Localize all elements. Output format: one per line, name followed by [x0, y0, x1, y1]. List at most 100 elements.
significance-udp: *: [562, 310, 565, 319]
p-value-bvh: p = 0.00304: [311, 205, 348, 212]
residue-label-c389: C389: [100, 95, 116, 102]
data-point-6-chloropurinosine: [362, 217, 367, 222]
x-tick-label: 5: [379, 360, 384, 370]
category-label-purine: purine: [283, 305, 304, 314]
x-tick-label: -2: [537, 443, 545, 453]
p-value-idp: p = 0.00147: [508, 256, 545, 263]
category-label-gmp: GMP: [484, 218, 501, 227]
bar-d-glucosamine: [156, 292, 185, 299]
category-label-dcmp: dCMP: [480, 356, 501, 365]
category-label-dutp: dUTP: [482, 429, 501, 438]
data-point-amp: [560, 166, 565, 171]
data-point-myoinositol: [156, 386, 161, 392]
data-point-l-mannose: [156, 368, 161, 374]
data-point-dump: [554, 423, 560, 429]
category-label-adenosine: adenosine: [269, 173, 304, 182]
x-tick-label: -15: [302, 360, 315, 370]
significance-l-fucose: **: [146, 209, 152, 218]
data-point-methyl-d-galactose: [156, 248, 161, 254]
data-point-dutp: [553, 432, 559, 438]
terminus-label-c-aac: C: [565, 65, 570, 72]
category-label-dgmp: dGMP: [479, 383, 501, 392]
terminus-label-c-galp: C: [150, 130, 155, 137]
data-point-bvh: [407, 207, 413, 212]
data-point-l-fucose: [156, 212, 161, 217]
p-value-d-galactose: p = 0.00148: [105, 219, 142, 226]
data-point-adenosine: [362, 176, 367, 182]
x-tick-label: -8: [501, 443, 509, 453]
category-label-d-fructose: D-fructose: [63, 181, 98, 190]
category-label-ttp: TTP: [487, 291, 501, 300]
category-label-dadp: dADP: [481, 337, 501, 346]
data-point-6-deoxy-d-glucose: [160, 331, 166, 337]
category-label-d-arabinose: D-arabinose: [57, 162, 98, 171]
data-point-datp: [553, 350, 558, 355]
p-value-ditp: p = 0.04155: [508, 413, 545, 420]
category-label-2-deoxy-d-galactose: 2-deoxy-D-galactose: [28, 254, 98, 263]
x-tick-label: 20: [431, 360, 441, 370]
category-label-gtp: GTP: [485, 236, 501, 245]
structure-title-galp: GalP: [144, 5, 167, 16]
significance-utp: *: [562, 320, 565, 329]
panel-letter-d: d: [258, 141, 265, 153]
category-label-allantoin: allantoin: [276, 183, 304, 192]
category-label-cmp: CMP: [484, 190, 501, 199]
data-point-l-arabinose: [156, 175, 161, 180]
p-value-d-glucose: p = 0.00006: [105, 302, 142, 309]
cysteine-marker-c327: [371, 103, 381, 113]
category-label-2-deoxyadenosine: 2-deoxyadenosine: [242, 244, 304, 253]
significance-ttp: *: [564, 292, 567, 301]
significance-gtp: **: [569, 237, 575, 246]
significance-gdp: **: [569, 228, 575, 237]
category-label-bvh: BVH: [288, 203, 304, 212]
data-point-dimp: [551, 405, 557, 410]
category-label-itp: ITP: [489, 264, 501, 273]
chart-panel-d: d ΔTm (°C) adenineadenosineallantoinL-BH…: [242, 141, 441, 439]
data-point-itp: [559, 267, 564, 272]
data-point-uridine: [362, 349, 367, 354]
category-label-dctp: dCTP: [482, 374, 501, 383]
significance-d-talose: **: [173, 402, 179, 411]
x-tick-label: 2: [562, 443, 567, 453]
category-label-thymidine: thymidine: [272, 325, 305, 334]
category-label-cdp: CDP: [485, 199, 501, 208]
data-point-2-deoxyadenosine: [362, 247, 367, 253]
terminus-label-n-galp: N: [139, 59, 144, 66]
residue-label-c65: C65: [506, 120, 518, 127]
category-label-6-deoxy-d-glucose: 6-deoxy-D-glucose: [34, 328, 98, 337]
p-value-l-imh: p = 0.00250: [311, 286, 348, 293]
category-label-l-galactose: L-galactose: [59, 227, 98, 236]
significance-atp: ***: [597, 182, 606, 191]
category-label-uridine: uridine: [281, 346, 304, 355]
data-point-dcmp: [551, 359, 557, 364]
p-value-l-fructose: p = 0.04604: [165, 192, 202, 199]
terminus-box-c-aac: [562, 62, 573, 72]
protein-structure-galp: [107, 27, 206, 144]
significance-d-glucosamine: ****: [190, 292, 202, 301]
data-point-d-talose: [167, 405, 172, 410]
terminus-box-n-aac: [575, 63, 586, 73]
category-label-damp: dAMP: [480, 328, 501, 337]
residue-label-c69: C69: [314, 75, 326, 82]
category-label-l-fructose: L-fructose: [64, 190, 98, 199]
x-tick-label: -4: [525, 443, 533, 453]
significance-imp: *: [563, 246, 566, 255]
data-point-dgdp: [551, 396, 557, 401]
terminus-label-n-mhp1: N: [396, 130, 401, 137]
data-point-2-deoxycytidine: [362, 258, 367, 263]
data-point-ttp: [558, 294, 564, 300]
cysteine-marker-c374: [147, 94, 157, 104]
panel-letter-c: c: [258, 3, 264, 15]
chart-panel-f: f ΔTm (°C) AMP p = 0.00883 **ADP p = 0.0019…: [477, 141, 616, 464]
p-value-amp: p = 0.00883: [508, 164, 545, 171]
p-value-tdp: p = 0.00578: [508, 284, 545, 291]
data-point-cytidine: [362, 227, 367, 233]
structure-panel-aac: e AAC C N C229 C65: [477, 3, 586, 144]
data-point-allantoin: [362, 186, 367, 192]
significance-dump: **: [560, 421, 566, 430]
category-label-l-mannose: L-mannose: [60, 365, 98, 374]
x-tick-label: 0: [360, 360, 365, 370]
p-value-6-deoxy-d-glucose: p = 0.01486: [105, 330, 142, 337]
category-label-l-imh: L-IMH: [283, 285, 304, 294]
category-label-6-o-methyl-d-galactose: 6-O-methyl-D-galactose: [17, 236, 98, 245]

···

> WHAT TO DO: All of the data is to be transcribed exactly as written.

> SOLVED EXERCISE:
Localize all elements. Output format: one per line, name followed by [x0, y0, x1, y1]. List at most 100 elements.
significance-udp: *: [562, 310, 565, 319]
p-value-bvh: p = 0.00304: [311, 205, 348, 212]
residue-label-c389: C389: [100, 95, 116, 102]
data-point-6-chloropurinosine: [362, 217, 367, 222]
x-tick-label: 5: [379, 360, 384, 370]
category-label-purine: purine: [283, 305, 304, 314]
x-tick-label: -2: [537, 443, 545, 453]
p-value-idp: p = 0.00147: [508, 256, 545, 263]
category-label-gmp: GMP: [484, 218, 501, 227]
bar-d-glucosamine: [156, 292, 185, 299]
category-label-dcmp: dCMP: [480, 356, 501, 365]
category-label-dutp: dUTP: [482, 429, 501, 438]
data-point-amp: [560, 166, 565, 171]
data-point-myoinositol: [156, 386, 161, 392]
data-point-l-mannose: [156, 368, 161, 374]
data-point-dump: [554, 423, 560, 429]
category-label-adenosine: adenosine: [269, 173, 304, 182]
x-tick-label: -15: [302, 360, 315, 370]
significance-l-fucose: **: [146, 209, 152, 218]
data-point-methyl-d-galactose: [156, 248, 161, 254]
data-point-dutp: [553, 432, 559, 438]
terminus-label-c-aac: C: [565, 65, 570, 72]
category-label-dgmp: dGMP: [479, 383, 501, 392]
terminus-label-c-galp: C: [150, 130, 155, 137]
data-point-bvh: [407, 207, 413, 212]
data-point-l-fucose: [156, 212, 161, 217]
p-value-d-galactose: p = 0.00148: [105, 219, 142, 226]
data-point-adenosine: [362, 176, 367, 182]
x-tick-label: -8: [501, 443, 509, 453]
category-label-d-fructose: D-fructose: [63, 181, 98, 190]
category-label-ttp: TTP: [487, 291, 501, 300]
category-label-dadp: dADP: [481, 337, 501, 346]
data-point-6-deoxy-d-glucose: [160, 331, 166, 337]
category-label-d-arabinose: D-arabinose: [57, 162, 98, 171]
data-point-datp: [553, 350, 558, 355]
p-value-ditp: p = 0.04155: [508, 413, 545, 420]
category-label-2-deoxy-d-galactose: 2-deoxy-D-galactose: [28, 254, 98, 263]
x-tick-label: 20: [431, 360, 441, 370]
category-label-gtp: GTP: [485, 236, 501, 245]
structure-title-galp: GalP: [144, 5, 167, 16]
significance-utp: *: [562, 320, 565, 329]
panel-letter-d: d: [258, 141, 265, 153]
category-label-allantoin: allantoin: [276, 183, 304, 192]
category-label-cmp: CMP: [484, 190, 501, 199]
data-point-l-arabinose: [156, 175, 161, 180]
p-value-d-glucose: p = 0.00006: [105, 302, 142, 309]
cysteine-marker-c327: [371, 103, 381, 113]
category-label-2-deoxyadenosine: 2-deoxyadenosine: [242, 244, 304, 253]
significance-ttp: *: [564, 292, 567, 301]
significance-gtp: **: [569, 237, 575, 246]
significance-gdp: **: [569, 228, 575, 237]
category-label-bvh: BVH: [288, 203, 304, 212]
data-point-dimp: [551, 405, 557, 410]
category-label-itp: ITP: [489, 264, 501, 273]
chart-panel-d: d ΔTm (°C) adenineadenosineallantoinL-BH…: [242, 141, 441, 439]
data-point-itp: [559, 267, 564, 272]
data-point-uridine: [362, 349, 367, 354]
category-label-dctp: dCTP: [482, 374, 501, 383]
significance-d-talose: **: [173, 402, 179, 411]
x-tick-label: 2: [562, 443, 567, 453]
category-label-thymidine: thymidine: [272, 325, 305, 334]
category-label-cdp: CDP: [485, 199, 501, 208]
data-point-2-deoxyadenosine: [362, 247, 367, 253]
terminus-label-n-galp: N: [139, 59, 144, 66]
residue-label-c65: C65: [506, 120, 518, 127]
category-label-6-deoxy-d-glucose: 6-deoxy-D-glucose: [34, 328, 98, 337]
p-value-l-imh: p = 0.00250: [311, 286, 348, 293]
category-label-l-galactose: L-galactose: [59, 227, 98, 236]
significance-atp: ***: [597, 182, 606, 191]
category-label-uridine: uridine: [281, 346, 304, 355]
data-point-dcmp: [551, 359, 557, 364]
p-value-l-fructose: p = 0.04604: [165, 192, 202, 199]
terminus-box-c-aac: [562, 62, 573, 72]
protein-structure-galp: [107, 27, 206, 144]
significance-d-glucosamine: ****: [190, 292, 202, 301]
data-point-d-talose: [167, 405, 172, 410]
terminus-box-n-aac: [575, 63, 586, 73]
category-label-damp: dAMP: [480, 328, 501, 337]
residue-label-c69: C69: [314, 75, 326, 82]
category-label-l-fructose: L-fructose: [64, 190, 98, 199]
x-tick-label: -4: [525, 443, 533, 453]
significance-imp: *: [563, 246, 566, 255]
data-point-dgdp: [551, 396, 557, 401]
terminus-label-n-mhp1: N: [396, 130, 401, 137]
data-point-2-deoxycytidine: [362, 258, 367, 263]
data-point-ttp: [558, 294, 564, 300]
cysteine-marker-c374: [147, 94, 157, 104]
panel-letter-c: c: [258, 3, 264, 15]
chart-panel-f: f ΔTm (°C) AMP p = 0.00883 **ADP p = 0.0019…: [477, 141, 616, 464]
p-value-amp: p = 0.00883: [508, 164, 545, 171]
p-value-tdp: p = 0.00578: [508, 284, 545, 291]
data-point-cytidine: [362, 227, 367, 233]
structure-panel-aac: e AAC C N C229 C65: [477, 3, 586, 144]
data-point-allantoin: [362, 186, 367, 192]
significance-dump: **: [560, 421, 566, 430]
category-label-l-mannose: L-mannose: [60, 365, 98, 374]
x-tick-label: 0: [360, 360, 365, 370]
p-value-6-deoxy-d-glucose: p = 0.01486: [105, 330, 142, 337]
category-label-l-imh: L-IMH: [283, 285, 304, 294]
category-label-6-o-methyl-d-galactose: 6-O-methyl-D-galactose: [17, 236, 98, 245]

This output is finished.